▶ **What you will do**:
Each entry below is to be transcribed exactly.

▶ **Data excerpts**:
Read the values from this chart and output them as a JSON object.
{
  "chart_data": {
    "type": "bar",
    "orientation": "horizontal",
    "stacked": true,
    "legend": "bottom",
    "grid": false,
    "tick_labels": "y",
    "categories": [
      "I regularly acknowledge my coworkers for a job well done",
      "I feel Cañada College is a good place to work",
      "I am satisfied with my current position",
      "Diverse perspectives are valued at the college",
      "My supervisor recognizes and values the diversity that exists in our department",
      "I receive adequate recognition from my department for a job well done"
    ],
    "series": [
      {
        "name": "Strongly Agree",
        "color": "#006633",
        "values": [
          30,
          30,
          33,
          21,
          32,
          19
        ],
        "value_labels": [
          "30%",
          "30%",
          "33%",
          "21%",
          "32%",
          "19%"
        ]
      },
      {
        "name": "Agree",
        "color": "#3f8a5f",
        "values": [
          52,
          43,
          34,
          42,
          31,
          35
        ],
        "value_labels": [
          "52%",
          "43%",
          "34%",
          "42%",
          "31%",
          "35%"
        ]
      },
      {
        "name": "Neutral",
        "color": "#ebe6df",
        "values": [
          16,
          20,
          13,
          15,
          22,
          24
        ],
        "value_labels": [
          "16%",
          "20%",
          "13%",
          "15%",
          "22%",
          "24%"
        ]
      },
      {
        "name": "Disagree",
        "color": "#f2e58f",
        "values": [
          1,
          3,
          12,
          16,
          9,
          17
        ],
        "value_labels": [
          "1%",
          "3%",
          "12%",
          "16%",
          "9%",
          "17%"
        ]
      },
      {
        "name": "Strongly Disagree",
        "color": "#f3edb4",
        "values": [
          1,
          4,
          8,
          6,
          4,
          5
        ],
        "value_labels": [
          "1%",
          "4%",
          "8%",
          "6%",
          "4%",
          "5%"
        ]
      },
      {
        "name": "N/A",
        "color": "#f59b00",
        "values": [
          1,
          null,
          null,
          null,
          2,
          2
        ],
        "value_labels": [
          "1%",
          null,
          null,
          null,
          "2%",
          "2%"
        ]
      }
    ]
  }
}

▶ **Answer to the task**:
Read the values from this chart and output them as a JSON object.
{
  "chart_data": {
    "type": "bar",
    "orientation": "horizontal",
    "stacked": true,
    "legend": "bottom",
    "grid": false,
    "tick_labels": "y",
    "categories": [
      "I regularly acknowledge my coworkers for a job well done",
      "I feel Cañada College is a good place to work",
      "I am satisfied with my current position",
      "Diverse perspectives are valued at the college",
      "My supervisor recognizes and values the diversity that exists in our department",
      "I receive adequate recognition from my department for a job well done"
    ],
    "series": [
      {
        "name": "Strongly Agree",
        "color": "#006633",
        "values": [
          30,
          30,
          33,
          21,
          32,
          19
        ],
        "value_labels": [
          "30%",
          "30%",
          "33%",
          "21%",
          "32%",
          "19%"
        ]
      },
      {
        "name": "Agree",
        "color": "#3f8a5f",
        "values": [
          52,
          43,
          34,
          42,
          31,
          35
        ],
        "value_labels": [
          "52%",
          "43%",
          "34%",
          "42%",
          "31%",
          "35%"
        ]
      },
      {
        "name": "Neutral",
        "color": "#ebe6df",
        "values": [
          16,
          20,
          13,
          15,
          22,
          24
        ],
        "value_labels": [
          "16%",
          "20%",
          "13%",
          "15%",
          "22%",
          "24%"
        ]
      },
      {
        "name": "Disagree",
        "color": "#f2e58f",
        "values": [
          1,
          3,
          12,
          16,
          9,
          17
        ],
        "value_labels": [
          "1%",
          "3%",
          "12%",
          "16%",
          "9%",
          "17%"
        ]
      },
      {
        "name": "Strongly Disagree",
        "color": "#f3edb4",
        "values": [
          1,
          4,
          8,
          6,
          4,
          5
        ],
        "value_labels": [
          "1%",
          "4%",
          "8%",
          "6%",
          "4%",
          "5%"
        ]
      },
      {
        "name": "N/A",
        "color": "#f59b00",
        "values": [
          1,
          null,
          null,
          null,
          2,
          2
        ],
        "value_labels": [
          "1%",
          null,
          null,
          null,
          "2%",
          "2%"
        ]
      }
    ]
  }
}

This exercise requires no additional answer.